(begin)

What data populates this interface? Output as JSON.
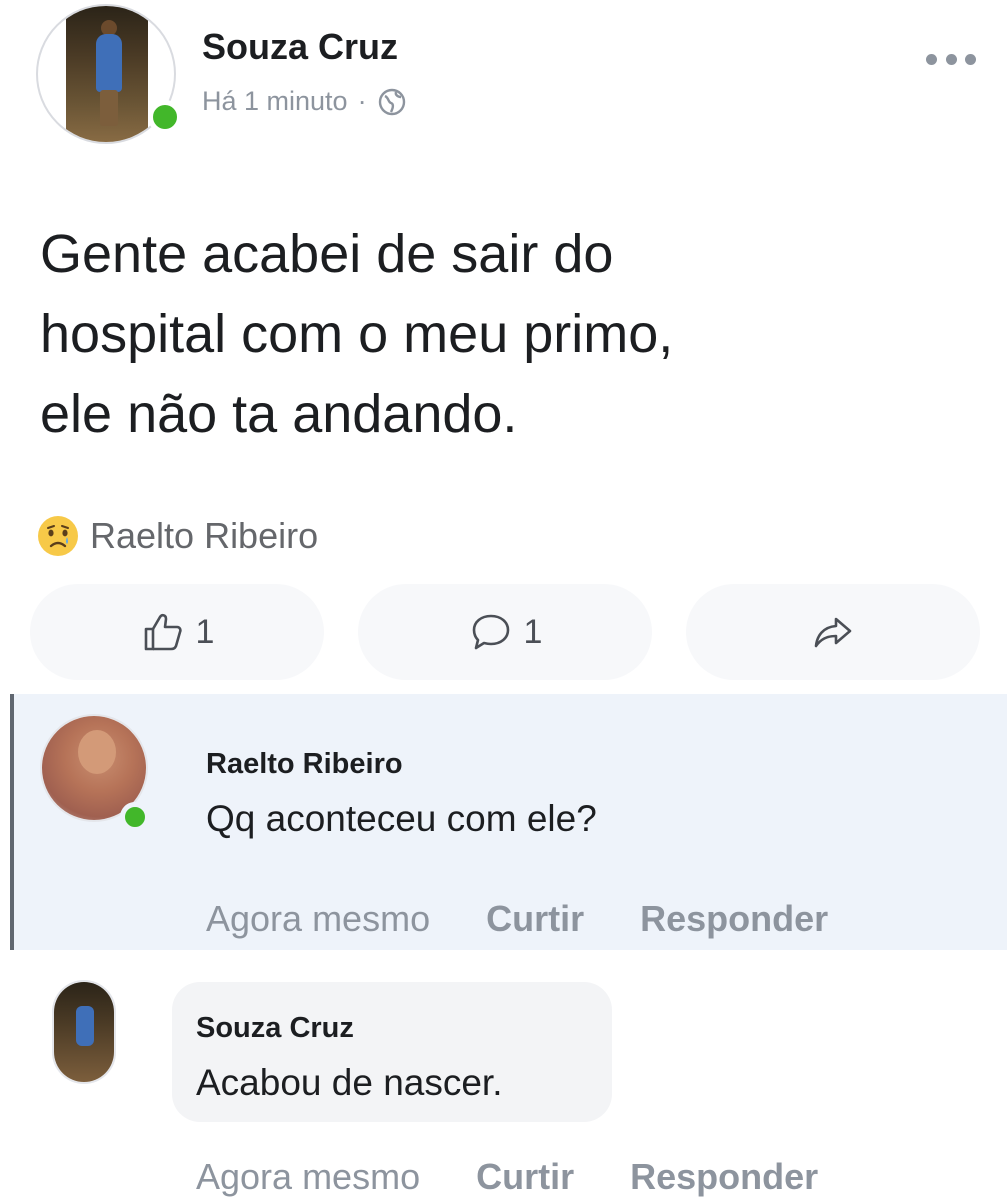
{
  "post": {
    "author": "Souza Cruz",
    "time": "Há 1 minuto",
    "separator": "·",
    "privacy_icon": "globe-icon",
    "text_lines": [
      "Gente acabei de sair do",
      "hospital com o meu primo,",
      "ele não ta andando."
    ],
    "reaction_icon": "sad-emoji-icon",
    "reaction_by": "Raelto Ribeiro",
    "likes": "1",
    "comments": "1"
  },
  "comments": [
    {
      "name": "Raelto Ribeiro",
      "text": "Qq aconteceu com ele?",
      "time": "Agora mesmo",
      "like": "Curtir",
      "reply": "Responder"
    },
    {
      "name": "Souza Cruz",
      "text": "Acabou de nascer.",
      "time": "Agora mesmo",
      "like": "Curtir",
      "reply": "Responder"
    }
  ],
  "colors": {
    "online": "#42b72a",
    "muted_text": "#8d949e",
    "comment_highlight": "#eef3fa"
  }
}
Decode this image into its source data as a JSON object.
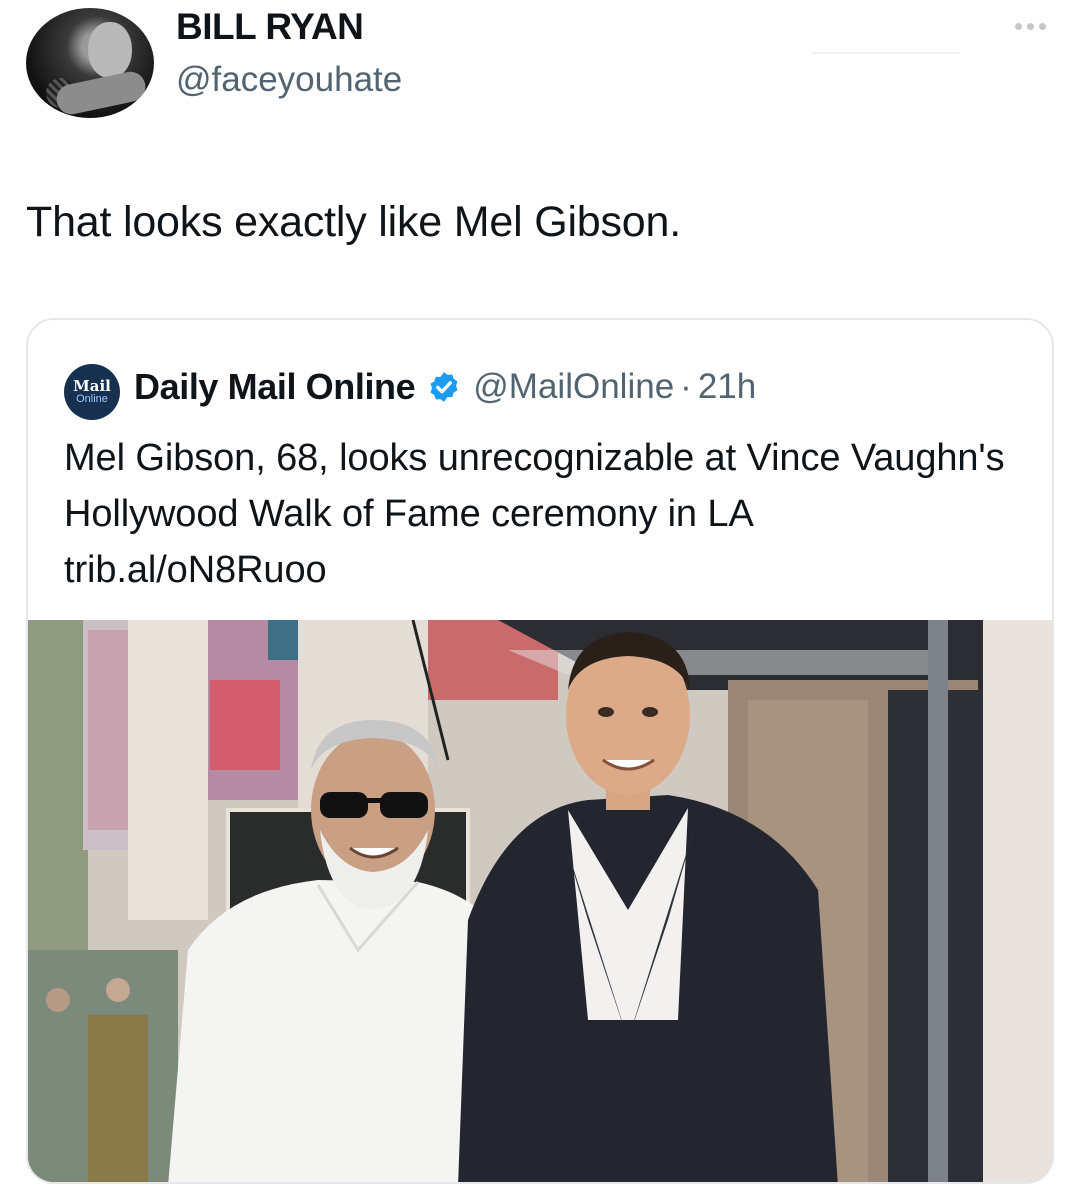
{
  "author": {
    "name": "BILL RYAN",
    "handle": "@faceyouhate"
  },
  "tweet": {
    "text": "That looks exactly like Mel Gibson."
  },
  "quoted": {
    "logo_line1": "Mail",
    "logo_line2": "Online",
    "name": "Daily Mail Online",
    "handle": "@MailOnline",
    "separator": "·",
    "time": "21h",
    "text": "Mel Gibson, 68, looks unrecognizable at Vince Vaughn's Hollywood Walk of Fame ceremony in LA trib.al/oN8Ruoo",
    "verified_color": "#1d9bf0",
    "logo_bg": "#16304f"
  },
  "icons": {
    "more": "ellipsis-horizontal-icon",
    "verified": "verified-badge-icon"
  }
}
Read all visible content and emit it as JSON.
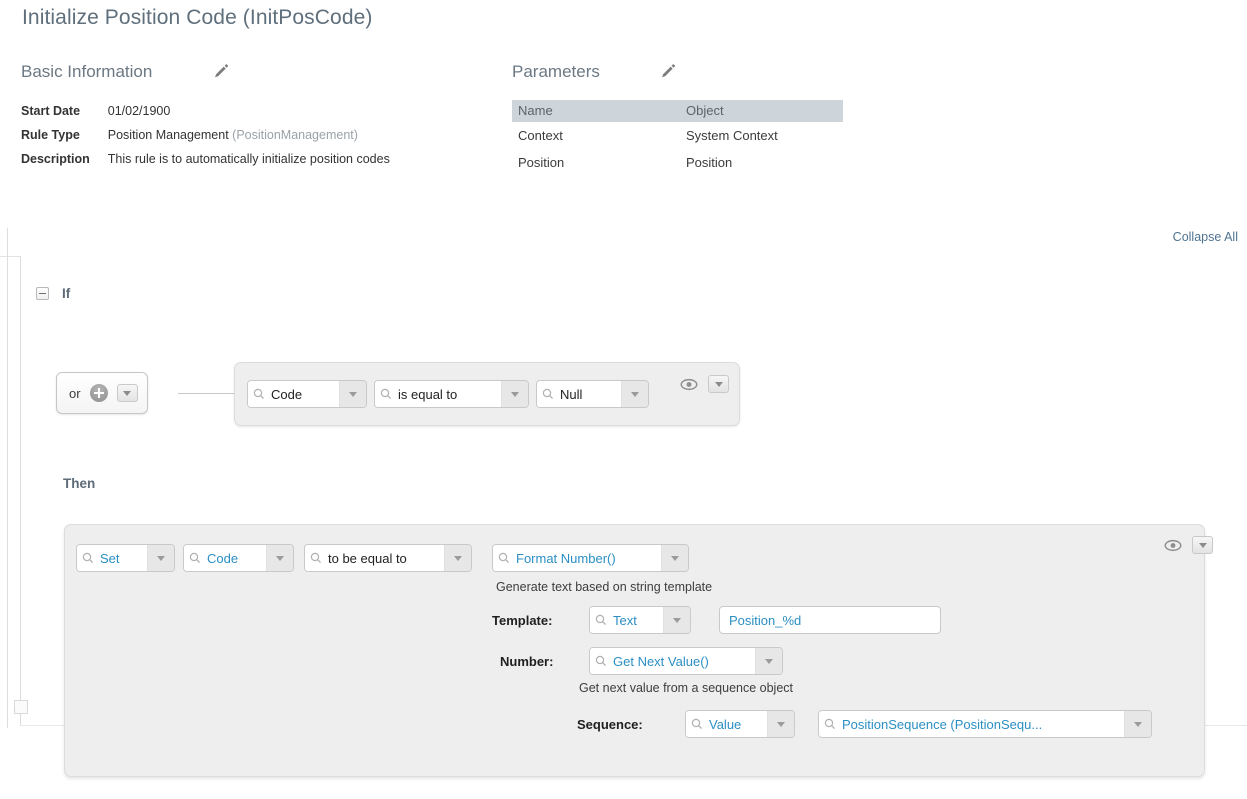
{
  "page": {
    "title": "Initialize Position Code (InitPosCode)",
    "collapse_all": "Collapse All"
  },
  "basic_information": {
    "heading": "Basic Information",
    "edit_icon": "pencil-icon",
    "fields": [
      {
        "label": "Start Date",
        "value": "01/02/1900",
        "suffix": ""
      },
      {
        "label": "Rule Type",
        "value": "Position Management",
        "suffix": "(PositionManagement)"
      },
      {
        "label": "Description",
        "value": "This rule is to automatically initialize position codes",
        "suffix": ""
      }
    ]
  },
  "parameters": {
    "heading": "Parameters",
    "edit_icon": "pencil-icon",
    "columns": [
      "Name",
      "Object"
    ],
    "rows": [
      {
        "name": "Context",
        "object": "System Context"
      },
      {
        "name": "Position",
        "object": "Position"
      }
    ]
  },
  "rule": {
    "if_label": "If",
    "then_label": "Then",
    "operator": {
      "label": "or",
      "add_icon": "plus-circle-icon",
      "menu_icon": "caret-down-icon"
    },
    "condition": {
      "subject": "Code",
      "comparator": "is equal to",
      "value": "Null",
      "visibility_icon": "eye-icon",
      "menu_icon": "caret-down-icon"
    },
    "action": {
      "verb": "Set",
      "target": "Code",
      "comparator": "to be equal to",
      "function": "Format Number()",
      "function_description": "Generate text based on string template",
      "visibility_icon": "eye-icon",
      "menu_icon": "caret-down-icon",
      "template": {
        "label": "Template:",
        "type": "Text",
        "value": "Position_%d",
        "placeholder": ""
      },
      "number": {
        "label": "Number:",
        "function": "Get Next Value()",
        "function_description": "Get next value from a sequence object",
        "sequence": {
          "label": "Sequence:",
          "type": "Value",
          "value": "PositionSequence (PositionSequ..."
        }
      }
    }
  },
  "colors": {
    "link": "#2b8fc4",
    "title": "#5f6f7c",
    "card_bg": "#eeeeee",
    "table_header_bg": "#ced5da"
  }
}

(end)

WRITTEN EXERCISE » Omit every image. Quote each record exactly.

CORRECT OUTPUT »
What data populates this interface? Output as JSON.
{
  "post": {
    "author": "Souza Cruz",
    "time": "Há 1 minuto",
    "separator": "·",
    "privacy_icon": "globe-icon",
    "text_lines": [
      "Gente acabei de sair do",
      "hospital com o meu primo,",
      "ele não ta andando."
    ],
    "reaction_icon": "sad-emoji-icon",
    "reaction_by": "Raelto Ribeiro",
    "likes": "1",
    "comments": "1"
  },
  "comments": [
    {
      "name": "Raelto Ribeiro",
      "text": "Qq aconteceu com ele?",
      "time": "Agora mesmo",
      "like": "Curtir",
      "reply": "Responder"
    },
    {
      "name": "Souza Cruz",
      "text": "Acabou de nascer.",
      "time": "Agora mesmo",
      "like": "Curtir",
      "reply": "Responder"
    }
  ],
  "colors": {
    "online": "#42b72a",
    "muted_text": "#8d949e",
    "comment_highlight": "#eef3fa"
  }
}
Decode this image into its source data as a JSON object.
{
  "author": {
    "name": "BILL RYAN",
    "handle": "@faceyouhate"
  },
  "tweet": {
    "text": "That looks exactly like Mel Gibson."
  },
  "quoted": {
    "logo_line1": "Mail",
    "logo_line2": "Online",
    "name": "Daily Mail Online",
    "handle": "@MailOnline",
    "separator": "·",
    "time": "21h",
    "text": "Mel Gibson, 68, looks unrecognizable at Vince Vaughn's Hollywood Walk of Fame ceremony in LA trib.al/oN8Ruoo",
    "verified_color": "#1d9bf0",
    "logo_bg": "#16304f"
  },
  "icons": {
    "more": "ellipsis-horizontal-icon",
    "verified": "verified-badge-icon"
  }
}
Read all visible content and emit it as JSON.
{
  "page": {
    "title": "Initialize Position Code (InitPosCode)",
    "collapse_all": "Collapse All"
  },
  "basic_information": {
    "heading": "Basic Information",
    "edit_icon": "pencil-icon",
    "fields": [
      {
        "label": "Start Date",
        "value": "01/02/1900",
        "suffix": ""
      },
      {
        "label": "Rule Type",
        "value": "Position Management",
        "suffix": "(PositionManagement)"
      },
      {
        "label": "Description",
        "value": "This rule is to automatically initialize position codes",
        "suffix": ""
      }
    ]
  },
  "parameters": {
    "heading": "Parameters",
    "edit_icon": "pencil-icon",
    "columns": [
      "Name",
      "Object"
    ],
    "rows": [
      {
        "name": "Context",
        "object": "System Context"
      },
      {
        "name": "Position",
        "object": "Position"
      }
    ]
  },
  "rule": {
    "if_label": "If",
    "then_label": "Then",
    "operator": {
      "label": "or",
      "add_icon": "plus-circle-icon",
      "menu_icon": "caret-down-icon"
    },
    "condition": {
      "subject": "Code",
      "comparator": "is equal to",
      "value": "Null",
      "visibility_icon": "eye-icon",
      "menu_icon": "caret-down-icon"
    },
    "action": {
      "verb": "Set",
      "target": "Code",
      "comparator": "to be equal to",
      "function": "Format Number()",
      "function_description": "Generate text based on string template",
      "visibility_icon": "eye-icon",
      "menu_icon": "caret-down-icon",
      "template": {
        "label": "Template:",
        "type": "Text",
        "value": "Position_%d",
        "placeholder": ""
      },
      "number": {
        "label": "Number:",
        "function": "Get Next Value()",
        "function_description": "Get next value from a sequence object",
        "sequence": {
          "label": "Sequence:",
          "type": "Value",
          "value": "PositionSequence (PositionSequ..."
        }
      }
    }
  },
  "colors": {
    "link": "#2b8fc4",
    "title": "#5f6f7c",
    "card_bg": "#eeeeee",
    "table_header_bg": "#ced5da"
  }
}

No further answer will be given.